Records that describe figures:
[BEGIN]
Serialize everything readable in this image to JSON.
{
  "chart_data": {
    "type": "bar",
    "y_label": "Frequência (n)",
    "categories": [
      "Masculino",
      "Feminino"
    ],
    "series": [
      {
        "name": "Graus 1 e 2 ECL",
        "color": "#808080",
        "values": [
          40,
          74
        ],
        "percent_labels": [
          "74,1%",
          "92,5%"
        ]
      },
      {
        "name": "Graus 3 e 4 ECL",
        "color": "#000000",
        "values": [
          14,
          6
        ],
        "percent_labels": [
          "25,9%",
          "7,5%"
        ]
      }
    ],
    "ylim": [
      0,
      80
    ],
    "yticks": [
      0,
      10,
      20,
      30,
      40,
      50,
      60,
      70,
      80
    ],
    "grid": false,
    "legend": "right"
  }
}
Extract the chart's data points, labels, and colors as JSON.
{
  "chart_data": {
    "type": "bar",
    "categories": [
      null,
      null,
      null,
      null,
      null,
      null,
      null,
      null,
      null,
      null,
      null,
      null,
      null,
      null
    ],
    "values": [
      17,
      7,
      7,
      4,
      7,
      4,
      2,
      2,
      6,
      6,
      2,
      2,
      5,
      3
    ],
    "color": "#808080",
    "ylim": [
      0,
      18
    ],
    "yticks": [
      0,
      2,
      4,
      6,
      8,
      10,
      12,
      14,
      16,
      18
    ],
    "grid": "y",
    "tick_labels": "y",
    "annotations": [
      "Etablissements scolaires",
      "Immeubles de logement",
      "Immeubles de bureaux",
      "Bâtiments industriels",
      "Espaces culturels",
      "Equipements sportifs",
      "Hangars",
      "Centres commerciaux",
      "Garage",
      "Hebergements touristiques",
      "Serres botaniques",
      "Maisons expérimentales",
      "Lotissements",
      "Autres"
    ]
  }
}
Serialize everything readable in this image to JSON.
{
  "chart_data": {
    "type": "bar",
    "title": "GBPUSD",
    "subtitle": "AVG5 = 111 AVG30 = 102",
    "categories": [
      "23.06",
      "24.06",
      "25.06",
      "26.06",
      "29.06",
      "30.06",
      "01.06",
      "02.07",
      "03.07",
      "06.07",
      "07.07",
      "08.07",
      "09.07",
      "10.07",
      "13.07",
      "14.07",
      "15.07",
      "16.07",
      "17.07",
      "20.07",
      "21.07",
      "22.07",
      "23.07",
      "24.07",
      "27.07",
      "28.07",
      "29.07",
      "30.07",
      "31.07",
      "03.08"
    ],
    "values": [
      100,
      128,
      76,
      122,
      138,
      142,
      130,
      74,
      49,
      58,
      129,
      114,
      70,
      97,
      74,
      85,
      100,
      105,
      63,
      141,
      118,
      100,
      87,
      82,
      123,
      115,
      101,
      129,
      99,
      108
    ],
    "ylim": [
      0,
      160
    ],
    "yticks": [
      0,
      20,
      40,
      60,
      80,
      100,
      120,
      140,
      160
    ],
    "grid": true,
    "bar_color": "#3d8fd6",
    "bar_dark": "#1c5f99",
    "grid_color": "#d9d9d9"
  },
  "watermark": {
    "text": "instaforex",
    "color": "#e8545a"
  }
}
[END]
[BEGIN]
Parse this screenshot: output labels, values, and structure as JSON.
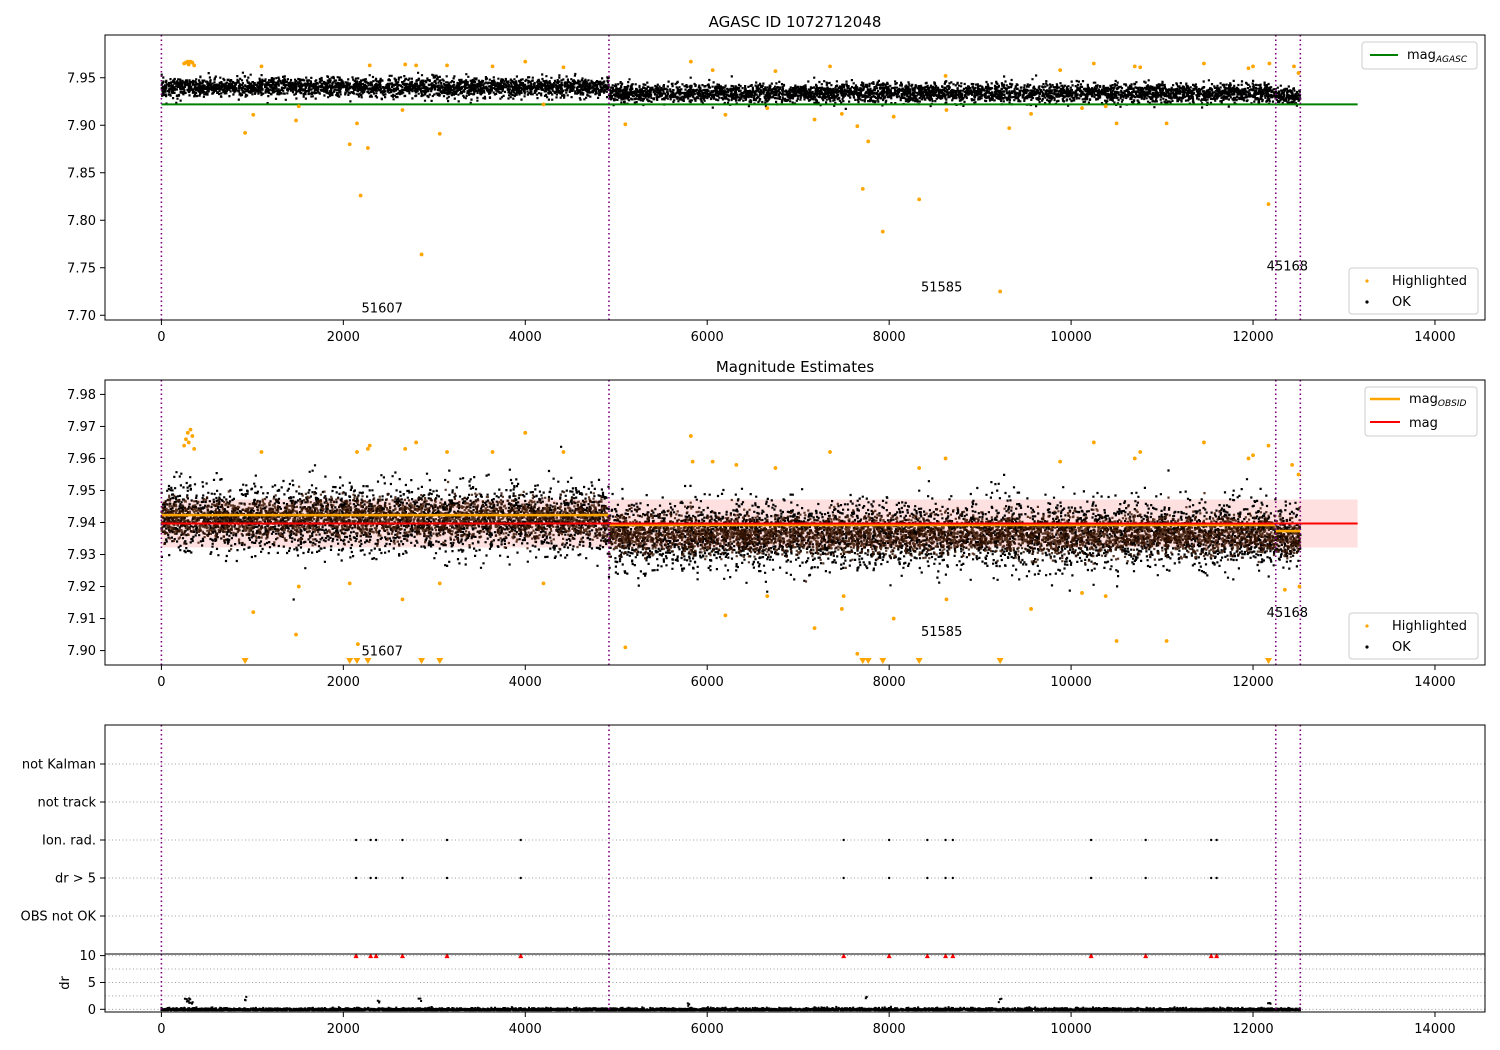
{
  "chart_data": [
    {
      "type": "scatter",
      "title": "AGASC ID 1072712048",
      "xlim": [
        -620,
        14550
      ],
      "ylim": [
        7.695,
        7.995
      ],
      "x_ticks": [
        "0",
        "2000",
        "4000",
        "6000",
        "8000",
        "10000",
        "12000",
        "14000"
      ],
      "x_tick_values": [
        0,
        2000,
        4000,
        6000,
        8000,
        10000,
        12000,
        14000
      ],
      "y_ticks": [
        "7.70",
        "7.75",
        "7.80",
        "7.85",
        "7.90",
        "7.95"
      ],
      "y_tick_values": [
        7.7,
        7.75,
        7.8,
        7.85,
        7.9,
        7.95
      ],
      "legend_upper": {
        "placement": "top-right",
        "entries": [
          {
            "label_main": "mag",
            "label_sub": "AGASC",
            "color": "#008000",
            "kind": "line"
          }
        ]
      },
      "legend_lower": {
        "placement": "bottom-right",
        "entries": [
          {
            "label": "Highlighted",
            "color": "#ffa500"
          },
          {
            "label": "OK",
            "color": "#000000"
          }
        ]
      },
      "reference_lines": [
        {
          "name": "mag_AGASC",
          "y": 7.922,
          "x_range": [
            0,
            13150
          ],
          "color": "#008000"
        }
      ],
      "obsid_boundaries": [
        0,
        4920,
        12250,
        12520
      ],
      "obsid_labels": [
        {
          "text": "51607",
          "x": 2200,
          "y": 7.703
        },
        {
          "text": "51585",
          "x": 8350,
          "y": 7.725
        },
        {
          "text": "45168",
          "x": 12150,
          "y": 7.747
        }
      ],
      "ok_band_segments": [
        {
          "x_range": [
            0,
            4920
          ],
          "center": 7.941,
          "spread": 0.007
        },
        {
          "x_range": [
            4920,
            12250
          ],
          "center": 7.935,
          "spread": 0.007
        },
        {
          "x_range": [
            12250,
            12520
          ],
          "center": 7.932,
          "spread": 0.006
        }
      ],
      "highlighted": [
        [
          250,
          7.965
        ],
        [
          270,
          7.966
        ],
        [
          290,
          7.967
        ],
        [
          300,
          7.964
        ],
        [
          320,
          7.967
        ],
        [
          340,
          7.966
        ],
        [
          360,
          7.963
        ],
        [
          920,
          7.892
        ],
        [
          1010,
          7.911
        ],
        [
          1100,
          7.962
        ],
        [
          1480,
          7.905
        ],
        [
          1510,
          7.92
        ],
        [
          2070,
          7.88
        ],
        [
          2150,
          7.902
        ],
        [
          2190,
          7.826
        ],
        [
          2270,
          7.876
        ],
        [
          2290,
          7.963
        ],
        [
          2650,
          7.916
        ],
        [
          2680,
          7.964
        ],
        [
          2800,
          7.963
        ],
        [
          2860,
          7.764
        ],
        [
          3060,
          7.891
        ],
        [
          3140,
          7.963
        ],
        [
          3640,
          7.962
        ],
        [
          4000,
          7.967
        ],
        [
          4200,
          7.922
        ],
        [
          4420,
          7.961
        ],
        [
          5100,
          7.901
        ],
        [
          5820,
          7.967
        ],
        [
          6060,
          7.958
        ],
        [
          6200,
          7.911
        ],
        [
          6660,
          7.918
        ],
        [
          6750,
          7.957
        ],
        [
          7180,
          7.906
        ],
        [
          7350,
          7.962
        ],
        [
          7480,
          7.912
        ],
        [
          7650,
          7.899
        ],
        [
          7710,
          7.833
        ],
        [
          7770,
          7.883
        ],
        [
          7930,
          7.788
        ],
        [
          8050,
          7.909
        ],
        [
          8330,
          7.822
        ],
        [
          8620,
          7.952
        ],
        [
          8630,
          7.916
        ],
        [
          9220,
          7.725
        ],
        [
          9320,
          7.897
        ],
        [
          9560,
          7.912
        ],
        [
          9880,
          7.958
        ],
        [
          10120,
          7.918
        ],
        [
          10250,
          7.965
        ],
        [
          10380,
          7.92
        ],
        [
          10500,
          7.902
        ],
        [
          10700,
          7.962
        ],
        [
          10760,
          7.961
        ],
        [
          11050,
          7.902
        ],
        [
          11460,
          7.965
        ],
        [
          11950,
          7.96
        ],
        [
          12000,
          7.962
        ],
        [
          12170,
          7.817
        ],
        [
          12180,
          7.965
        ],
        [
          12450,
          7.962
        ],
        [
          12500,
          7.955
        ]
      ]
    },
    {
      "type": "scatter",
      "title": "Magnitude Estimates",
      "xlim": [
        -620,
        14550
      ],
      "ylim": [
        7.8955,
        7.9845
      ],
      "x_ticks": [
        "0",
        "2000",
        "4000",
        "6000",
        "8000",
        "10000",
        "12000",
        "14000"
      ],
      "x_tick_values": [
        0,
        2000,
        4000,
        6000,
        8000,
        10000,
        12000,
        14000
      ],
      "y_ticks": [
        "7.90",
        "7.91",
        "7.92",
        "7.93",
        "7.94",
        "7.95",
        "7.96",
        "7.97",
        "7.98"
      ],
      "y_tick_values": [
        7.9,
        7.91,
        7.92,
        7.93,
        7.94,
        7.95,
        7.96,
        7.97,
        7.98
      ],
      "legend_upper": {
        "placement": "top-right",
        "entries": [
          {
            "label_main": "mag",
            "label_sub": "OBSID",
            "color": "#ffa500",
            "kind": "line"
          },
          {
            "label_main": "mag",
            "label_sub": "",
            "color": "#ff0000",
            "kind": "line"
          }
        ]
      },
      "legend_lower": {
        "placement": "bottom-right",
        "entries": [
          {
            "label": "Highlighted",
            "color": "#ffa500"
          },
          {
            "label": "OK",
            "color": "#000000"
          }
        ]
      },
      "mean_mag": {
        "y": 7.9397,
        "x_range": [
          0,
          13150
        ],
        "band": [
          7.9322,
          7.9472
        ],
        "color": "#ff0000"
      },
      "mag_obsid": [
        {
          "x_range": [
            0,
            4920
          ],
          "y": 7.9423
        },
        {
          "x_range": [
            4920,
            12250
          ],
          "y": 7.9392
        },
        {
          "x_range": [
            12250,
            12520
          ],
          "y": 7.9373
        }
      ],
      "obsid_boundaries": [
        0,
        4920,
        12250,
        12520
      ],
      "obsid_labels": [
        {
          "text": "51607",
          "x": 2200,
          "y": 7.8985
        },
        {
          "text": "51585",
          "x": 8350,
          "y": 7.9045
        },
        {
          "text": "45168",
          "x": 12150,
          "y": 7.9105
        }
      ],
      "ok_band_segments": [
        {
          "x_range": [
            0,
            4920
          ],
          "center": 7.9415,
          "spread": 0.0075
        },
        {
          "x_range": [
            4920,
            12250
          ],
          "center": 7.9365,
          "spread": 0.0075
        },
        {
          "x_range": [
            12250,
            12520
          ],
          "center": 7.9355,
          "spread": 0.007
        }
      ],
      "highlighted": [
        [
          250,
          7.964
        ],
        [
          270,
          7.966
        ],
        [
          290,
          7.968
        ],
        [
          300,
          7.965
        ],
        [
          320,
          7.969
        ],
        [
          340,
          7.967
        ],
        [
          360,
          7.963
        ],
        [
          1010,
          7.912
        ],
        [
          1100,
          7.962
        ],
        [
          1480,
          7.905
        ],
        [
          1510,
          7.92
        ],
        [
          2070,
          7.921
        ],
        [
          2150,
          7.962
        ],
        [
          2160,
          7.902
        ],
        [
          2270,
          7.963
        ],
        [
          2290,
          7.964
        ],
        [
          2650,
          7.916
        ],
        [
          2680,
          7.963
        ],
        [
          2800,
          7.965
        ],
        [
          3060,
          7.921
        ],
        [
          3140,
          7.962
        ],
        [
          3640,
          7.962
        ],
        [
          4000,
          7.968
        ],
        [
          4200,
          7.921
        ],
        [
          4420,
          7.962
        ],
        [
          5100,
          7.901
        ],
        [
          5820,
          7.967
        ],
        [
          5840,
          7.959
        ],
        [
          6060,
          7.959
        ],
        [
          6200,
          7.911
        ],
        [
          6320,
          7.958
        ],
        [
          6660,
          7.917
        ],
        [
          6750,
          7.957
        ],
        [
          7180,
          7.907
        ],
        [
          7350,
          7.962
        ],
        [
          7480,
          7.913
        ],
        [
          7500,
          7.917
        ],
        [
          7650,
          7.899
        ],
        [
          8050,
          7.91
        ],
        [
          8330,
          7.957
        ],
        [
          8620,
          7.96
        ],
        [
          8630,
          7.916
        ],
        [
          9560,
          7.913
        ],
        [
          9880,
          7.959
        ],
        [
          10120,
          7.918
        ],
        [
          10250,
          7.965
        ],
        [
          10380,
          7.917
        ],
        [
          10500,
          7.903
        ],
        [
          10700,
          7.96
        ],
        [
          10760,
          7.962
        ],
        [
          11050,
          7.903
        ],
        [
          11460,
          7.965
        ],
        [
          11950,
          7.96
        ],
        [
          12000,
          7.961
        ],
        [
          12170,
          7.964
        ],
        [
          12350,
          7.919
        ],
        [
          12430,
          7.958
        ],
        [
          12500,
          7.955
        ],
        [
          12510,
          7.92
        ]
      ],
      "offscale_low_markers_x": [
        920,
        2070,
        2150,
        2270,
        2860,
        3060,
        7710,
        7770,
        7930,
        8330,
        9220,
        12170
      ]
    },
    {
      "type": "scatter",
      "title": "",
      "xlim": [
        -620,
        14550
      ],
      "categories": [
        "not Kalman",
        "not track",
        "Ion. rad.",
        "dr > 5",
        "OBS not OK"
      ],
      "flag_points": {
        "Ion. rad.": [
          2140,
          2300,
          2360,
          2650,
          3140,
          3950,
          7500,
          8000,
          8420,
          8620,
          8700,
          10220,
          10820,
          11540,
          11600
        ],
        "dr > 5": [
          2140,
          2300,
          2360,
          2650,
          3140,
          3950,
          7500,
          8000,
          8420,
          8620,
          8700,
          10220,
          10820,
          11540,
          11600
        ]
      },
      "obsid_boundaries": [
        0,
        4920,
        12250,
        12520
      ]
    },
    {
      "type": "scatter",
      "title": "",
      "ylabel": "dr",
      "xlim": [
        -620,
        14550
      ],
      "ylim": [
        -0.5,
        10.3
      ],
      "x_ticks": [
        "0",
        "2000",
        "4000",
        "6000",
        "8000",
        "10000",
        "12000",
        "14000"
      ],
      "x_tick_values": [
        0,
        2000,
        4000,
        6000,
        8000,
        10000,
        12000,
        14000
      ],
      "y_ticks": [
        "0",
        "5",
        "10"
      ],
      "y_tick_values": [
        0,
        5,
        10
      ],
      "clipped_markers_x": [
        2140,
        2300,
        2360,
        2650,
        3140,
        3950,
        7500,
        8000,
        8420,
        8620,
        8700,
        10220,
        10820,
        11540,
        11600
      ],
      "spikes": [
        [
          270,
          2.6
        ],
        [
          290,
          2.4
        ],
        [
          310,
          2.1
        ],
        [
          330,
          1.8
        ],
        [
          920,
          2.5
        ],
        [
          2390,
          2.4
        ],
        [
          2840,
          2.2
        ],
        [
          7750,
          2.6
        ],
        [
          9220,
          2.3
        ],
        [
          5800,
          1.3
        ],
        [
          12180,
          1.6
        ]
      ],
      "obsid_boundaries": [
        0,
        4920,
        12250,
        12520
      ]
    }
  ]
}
[END]
● SET EXERCISE: Copy all the lines above that hold the string "name".

● THE RESPONSE:
        "name": "Graus 1 e 2 ECL",
        "name": "Graus 3 e 4 ECL",
          "name": "mag_AGASC",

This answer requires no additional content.